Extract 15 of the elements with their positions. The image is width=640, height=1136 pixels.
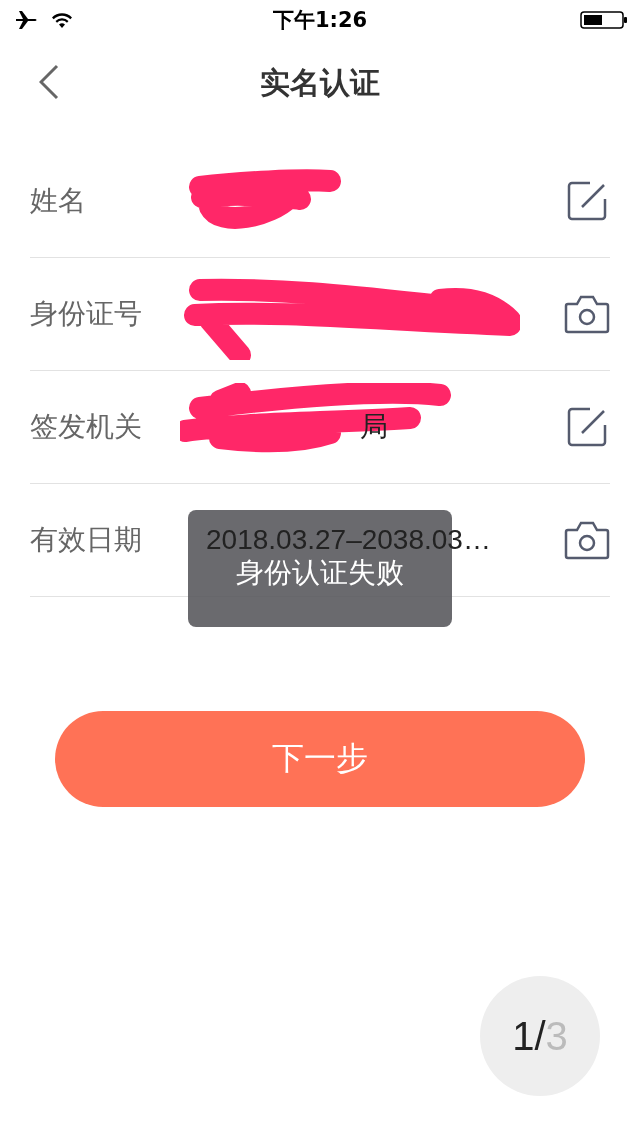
field-label: 姓名 xyxy=(30,183,87,219)
camera-icon[interactable] xyxy=(564,520,610,560)
status-time: 下午1:26 xyxy=(271,7,369,34)
field-label: 签发机关 xyxy=(30,409,143,445)
wifi-icon xyxy=(50,11,74,29)
page-title: 实名认证 xyxy=(260,63,380,102)
total-pages: 3 xyxy=(545,1013,568,1059)
toast-message: 身份认证失败 xyxy=(236,555,404,590)
back-icon[interactable] xyxy=(39,64,59,100)
field-label: 身份证号 xyxy=(30,296,143,332)
next-button[interactable]: 下一步 xyxy=(55,711,585,807)
current-page: 1/ xyxy=(512,1013,546,1059)
field-label: 有效日期 xyxy=(30,522,143,558)
battery-icon xyxy=(580,10,628,30)
camera-icon[interactable] xyxy=(564,294,610,334)
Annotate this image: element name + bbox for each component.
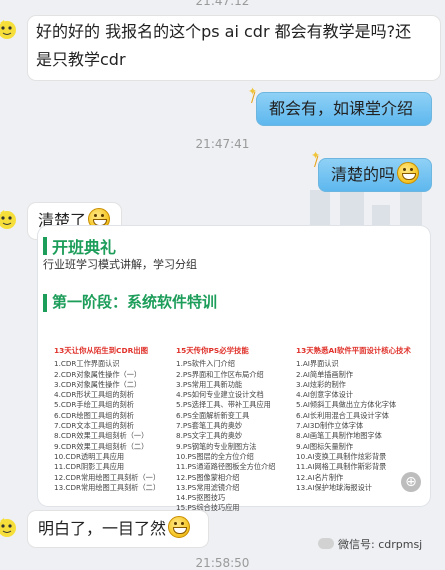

○ ○ ○

▶ _WHAT TO PRODUCE_
Quote all of the entries above word for word, omitting the pictures.

▶ _FINAL RESULT_
Extract 15 of the elements with their positions. The image is width=640, height=1136 pixels.
field-label: 姓名 xyxy=(30,183,87,219)
camera-icon[interactable] xyxy=(564,520,610,560)
status-time: 下午1:26 xyxy=(271,7,369,34)
field-label: 签发机关 xyxy=(30,409,143,445)
wifi-icon xyxy=(50,11,74,29)
page-title: 实名认证 xyxy=(260,63,380,102)
total-pages: 3 xyxy=(545,1013,568,1059)
toast-message: 身份认证失败 xyxy=(236,555,404,590)
back-icon[interactable] xyxy=(39,64,59,100)
field-label: 身份证号 xyxy=(30,296,143,332)
next-button[interactable]: 下一步 xyxy=(55,711,585,807)
current-page: 1/ xyxy=(512,1013,546,1059)
field-label: 有效日期 xyxy=(30,522,143,558)
battery-icon xyxy=(580,10,628,30)
camera-icon[interactable] xyxy=(564,294,610,334)
Annotate this image: element name + bbox for each component.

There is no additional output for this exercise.